Stored items from a collection
■ ■ ■ ■ ■ ■ ■
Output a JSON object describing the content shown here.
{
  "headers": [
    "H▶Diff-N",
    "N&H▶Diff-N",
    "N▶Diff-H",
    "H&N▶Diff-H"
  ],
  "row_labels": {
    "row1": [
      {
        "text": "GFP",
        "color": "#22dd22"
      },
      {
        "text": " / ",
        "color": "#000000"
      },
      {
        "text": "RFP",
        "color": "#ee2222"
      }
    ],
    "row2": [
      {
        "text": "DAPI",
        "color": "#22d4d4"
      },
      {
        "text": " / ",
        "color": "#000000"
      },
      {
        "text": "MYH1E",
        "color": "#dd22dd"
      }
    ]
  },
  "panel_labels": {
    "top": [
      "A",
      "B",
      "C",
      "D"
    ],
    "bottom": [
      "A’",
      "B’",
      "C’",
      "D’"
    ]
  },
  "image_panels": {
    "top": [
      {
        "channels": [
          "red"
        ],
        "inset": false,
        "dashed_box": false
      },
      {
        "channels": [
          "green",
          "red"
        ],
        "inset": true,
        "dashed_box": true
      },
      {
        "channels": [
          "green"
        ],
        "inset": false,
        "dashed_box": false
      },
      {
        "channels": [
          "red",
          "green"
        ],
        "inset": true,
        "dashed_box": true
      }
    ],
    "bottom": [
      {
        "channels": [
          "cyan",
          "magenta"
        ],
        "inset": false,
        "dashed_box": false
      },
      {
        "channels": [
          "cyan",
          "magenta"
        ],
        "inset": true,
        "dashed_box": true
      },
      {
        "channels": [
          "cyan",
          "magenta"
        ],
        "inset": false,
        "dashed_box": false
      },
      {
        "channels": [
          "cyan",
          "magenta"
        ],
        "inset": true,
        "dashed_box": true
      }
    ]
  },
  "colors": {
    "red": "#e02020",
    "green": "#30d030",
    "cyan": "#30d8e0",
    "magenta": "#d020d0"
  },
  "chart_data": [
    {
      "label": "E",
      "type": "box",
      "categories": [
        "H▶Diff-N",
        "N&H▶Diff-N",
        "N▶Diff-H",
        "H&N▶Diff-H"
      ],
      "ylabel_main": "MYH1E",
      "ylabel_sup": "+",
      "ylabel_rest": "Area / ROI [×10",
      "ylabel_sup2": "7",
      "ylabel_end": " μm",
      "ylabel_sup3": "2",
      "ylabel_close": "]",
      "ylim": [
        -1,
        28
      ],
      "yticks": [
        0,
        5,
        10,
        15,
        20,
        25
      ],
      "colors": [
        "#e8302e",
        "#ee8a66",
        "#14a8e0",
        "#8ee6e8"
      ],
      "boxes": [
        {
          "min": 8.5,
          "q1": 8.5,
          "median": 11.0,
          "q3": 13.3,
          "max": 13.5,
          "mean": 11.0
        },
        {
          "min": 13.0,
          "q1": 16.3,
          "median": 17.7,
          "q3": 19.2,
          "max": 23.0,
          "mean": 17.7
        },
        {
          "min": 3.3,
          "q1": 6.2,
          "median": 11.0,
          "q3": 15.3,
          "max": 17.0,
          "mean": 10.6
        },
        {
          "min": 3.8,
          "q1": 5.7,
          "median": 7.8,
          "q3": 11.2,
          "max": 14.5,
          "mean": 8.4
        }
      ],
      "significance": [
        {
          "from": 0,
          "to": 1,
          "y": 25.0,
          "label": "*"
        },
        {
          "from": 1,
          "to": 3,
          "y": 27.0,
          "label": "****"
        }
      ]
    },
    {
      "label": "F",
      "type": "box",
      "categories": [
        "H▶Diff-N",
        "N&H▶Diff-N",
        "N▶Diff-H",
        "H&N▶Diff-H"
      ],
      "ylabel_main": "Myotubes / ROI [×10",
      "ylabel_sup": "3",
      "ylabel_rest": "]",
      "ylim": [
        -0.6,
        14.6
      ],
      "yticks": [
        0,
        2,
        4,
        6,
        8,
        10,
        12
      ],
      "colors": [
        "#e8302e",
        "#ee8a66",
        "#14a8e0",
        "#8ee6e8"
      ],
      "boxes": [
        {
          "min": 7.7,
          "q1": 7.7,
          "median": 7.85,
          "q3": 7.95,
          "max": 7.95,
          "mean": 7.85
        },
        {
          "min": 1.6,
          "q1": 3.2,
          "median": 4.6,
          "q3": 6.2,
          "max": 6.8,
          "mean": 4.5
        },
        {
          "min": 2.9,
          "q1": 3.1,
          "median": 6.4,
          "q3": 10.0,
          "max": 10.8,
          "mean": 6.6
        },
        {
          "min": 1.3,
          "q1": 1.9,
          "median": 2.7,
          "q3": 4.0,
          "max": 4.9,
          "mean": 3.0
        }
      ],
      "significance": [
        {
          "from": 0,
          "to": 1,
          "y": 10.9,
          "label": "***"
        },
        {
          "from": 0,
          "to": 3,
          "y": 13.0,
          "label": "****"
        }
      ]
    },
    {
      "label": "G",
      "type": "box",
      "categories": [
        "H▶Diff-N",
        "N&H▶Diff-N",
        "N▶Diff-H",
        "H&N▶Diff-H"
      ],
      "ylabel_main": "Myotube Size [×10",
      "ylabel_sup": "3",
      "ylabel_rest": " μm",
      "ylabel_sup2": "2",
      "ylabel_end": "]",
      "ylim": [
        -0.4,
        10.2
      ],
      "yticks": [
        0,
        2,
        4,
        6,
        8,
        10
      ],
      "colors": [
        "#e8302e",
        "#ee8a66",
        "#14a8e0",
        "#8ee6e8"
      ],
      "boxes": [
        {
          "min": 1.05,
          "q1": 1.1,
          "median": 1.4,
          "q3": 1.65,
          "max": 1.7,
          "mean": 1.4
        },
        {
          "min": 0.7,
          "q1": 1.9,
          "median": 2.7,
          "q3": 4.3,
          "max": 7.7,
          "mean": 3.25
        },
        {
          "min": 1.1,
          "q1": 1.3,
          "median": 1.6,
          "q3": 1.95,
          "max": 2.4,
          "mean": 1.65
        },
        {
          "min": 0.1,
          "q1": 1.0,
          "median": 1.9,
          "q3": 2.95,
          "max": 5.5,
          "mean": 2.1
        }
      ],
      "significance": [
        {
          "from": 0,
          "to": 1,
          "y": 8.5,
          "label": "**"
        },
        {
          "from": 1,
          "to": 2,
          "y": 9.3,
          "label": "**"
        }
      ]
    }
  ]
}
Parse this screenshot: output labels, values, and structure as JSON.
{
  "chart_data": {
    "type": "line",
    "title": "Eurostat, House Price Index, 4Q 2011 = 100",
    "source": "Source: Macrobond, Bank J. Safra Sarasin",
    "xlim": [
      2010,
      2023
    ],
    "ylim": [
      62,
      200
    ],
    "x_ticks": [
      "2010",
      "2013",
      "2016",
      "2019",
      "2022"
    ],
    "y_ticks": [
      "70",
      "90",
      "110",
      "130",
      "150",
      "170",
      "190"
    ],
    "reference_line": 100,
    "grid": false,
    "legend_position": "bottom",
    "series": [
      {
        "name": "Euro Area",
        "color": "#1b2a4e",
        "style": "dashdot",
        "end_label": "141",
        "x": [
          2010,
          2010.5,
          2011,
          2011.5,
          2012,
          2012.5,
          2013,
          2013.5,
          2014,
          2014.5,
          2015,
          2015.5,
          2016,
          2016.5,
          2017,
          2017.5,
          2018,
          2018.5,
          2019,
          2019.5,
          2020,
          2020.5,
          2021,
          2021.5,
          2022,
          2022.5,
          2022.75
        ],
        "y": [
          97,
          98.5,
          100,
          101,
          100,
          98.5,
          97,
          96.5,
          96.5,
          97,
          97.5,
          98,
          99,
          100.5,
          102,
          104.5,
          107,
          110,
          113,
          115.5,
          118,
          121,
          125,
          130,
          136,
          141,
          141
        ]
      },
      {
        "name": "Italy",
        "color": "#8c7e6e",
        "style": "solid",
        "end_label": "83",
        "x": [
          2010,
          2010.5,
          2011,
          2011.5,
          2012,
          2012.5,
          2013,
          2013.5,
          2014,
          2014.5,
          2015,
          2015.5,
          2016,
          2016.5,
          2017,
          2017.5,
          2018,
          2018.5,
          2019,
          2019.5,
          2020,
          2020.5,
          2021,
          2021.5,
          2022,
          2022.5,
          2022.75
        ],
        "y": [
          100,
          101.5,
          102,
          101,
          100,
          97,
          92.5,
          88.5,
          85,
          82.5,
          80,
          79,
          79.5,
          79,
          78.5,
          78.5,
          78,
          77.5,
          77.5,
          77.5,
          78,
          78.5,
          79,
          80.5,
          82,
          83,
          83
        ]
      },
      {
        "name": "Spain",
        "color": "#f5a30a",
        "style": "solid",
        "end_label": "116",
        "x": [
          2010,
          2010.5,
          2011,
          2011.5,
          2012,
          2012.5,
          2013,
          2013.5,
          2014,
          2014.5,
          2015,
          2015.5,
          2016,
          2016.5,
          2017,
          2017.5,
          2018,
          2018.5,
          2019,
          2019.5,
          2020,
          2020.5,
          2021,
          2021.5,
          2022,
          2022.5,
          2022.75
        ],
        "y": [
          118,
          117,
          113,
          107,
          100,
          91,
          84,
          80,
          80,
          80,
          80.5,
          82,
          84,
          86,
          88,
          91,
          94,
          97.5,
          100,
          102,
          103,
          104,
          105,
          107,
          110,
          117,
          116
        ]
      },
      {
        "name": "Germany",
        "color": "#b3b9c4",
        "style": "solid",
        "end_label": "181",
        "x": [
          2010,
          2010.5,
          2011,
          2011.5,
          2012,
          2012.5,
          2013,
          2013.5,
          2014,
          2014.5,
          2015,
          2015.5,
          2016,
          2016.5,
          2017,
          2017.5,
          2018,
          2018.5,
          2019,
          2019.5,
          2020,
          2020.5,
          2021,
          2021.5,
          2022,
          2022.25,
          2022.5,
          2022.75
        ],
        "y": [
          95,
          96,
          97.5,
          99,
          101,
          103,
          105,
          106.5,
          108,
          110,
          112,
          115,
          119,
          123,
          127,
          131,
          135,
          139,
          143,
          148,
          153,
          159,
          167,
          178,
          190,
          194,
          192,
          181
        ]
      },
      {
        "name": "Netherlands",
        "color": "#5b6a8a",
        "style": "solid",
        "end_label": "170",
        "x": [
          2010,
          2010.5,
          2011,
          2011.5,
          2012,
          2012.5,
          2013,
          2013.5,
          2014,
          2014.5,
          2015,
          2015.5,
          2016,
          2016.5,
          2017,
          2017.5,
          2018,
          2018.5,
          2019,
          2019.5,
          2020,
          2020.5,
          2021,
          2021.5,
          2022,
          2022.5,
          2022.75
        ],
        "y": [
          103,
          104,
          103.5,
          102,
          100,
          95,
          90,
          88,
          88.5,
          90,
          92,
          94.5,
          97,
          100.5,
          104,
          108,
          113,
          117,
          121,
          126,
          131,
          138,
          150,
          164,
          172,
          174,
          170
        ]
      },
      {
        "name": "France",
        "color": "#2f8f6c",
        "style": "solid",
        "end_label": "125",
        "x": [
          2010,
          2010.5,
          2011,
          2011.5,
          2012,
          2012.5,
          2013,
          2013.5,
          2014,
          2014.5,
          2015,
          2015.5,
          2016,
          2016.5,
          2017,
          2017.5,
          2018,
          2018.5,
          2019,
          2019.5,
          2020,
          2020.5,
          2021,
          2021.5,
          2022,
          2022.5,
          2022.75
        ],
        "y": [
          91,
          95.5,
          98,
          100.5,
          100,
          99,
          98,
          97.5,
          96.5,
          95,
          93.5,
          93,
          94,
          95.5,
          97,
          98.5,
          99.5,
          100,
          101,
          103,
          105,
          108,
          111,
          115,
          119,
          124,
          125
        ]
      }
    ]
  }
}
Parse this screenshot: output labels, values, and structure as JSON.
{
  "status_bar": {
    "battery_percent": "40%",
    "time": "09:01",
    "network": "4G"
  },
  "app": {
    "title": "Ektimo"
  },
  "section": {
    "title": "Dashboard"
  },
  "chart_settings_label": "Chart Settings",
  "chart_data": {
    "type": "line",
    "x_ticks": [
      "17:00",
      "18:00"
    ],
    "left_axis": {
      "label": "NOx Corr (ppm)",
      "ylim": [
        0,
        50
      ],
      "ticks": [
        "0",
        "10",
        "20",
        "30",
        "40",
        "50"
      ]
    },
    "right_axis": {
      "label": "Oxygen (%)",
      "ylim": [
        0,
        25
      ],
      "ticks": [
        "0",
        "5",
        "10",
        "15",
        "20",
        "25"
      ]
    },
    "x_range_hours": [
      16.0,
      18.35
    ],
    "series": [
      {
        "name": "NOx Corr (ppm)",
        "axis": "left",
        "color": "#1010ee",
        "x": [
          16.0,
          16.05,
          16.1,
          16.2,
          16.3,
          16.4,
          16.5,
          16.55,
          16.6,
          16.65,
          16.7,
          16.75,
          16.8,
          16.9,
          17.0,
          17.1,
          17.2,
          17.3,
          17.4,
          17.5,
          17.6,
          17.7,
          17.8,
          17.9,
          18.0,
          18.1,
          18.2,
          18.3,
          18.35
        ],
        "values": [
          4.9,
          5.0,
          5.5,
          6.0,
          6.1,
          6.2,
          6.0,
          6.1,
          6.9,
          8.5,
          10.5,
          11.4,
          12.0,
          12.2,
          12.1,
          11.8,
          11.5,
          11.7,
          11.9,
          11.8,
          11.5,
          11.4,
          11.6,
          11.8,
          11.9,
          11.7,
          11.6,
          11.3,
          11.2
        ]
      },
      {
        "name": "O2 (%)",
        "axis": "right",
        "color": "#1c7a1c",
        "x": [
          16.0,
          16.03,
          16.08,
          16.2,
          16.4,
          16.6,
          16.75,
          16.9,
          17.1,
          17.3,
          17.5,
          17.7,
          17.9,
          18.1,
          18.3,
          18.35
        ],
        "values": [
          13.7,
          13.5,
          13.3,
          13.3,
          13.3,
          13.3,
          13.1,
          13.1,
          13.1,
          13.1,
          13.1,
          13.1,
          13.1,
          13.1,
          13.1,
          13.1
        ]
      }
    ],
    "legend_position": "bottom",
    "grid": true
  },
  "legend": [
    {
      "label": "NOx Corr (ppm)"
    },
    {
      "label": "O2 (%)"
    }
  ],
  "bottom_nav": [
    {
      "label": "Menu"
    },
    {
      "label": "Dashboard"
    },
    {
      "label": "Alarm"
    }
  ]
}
■ ■ ■ ■ ■ ■ ■
What you have to do:
Copy out each line that contains the word "title".

Written answer:
    "title": "Eurostat, House Price Index, 4Q 2011 = 100",
    "title": "Ektimo"
    "title": "Dashboard"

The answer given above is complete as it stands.